• **PROVIDED INFORMATION**:

══════════════════════════════

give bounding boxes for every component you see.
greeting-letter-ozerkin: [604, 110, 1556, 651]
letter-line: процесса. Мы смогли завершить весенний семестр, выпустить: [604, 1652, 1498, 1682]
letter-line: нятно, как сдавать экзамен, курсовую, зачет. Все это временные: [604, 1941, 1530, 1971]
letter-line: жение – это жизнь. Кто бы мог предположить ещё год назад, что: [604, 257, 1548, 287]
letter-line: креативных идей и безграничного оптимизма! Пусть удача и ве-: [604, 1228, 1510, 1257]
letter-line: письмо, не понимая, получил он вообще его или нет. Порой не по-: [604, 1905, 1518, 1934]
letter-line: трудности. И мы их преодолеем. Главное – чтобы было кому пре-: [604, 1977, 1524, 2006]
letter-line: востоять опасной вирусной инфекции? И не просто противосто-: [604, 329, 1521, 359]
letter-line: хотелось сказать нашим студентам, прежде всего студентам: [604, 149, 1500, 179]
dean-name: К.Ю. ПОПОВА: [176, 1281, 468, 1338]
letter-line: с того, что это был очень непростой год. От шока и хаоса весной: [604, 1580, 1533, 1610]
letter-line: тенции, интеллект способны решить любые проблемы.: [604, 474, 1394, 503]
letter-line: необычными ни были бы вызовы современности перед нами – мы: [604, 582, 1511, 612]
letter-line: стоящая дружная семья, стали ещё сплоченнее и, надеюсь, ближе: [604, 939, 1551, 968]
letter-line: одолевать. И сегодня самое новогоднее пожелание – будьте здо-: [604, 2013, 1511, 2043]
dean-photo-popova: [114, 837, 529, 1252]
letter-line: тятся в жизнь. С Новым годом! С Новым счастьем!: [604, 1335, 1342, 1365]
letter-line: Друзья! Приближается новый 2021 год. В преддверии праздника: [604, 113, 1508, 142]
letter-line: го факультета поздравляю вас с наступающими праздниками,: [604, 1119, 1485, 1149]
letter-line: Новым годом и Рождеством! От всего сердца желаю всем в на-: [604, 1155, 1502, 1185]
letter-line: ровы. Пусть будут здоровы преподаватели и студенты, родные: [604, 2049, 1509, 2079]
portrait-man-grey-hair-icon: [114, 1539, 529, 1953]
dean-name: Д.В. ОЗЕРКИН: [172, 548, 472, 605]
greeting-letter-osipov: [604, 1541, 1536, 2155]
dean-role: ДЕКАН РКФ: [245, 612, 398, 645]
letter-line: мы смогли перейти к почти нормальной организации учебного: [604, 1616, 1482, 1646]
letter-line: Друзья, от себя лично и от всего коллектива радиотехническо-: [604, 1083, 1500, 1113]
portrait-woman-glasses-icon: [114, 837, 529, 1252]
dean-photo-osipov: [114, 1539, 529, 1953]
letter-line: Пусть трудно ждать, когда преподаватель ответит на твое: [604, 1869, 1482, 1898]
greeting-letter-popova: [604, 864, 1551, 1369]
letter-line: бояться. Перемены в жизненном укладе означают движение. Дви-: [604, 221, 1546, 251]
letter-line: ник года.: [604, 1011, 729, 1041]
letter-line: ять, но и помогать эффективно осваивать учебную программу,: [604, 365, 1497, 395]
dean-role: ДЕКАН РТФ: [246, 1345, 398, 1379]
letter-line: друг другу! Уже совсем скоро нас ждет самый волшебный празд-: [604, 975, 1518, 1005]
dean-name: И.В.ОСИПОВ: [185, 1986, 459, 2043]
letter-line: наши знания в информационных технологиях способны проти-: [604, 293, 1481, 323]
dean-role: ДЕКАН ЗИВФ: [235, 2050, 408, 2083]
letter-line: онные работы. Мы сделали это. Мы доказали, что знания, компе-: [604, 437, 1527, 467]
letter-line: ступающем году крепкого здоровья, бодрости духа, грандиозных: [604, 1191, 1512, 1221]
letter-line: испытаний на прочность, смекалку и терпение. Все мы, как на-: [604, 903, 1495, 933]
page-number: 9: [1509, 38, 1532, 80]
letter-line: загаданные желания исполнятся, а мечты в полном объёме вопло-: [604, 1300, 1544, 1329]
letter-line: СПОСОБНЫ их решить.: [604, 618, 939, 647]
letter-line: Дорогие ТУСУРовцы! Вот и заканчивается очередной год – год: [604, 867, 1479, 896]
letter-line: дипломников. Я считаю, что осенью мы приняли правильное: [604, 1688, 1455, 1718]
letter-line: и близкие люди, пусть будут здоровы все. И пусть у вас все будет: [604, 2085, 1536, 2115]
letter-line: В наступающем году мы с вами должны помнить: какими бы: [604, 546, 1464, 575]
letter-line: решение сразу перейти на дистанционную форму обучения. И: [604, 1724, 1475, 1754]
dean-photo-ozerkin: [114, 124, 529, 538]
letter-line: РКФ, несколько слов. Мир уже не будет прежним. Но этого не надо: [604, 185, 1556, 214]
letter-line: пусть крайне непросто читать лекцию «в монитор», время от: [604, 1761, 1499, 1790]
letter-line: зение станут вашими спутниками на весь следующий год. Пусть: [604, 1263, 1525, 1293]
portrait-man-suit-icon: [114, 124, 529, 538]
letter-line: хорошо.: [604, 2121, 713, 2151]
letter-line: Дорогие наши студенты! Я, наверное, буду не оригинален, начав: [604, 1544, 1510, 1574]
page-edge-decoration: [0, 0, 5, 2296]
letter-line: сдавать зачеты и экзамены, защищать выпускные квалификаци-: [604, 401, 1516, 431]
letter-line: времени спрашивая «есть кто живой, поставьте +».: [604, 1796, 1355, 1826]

══════════════════════════════

• **DESCRIPTION OF THE TASK**:
Count the lines in the data above that contain the string "portrait". Reply with the number only.

• **TASK ANSWER**:
3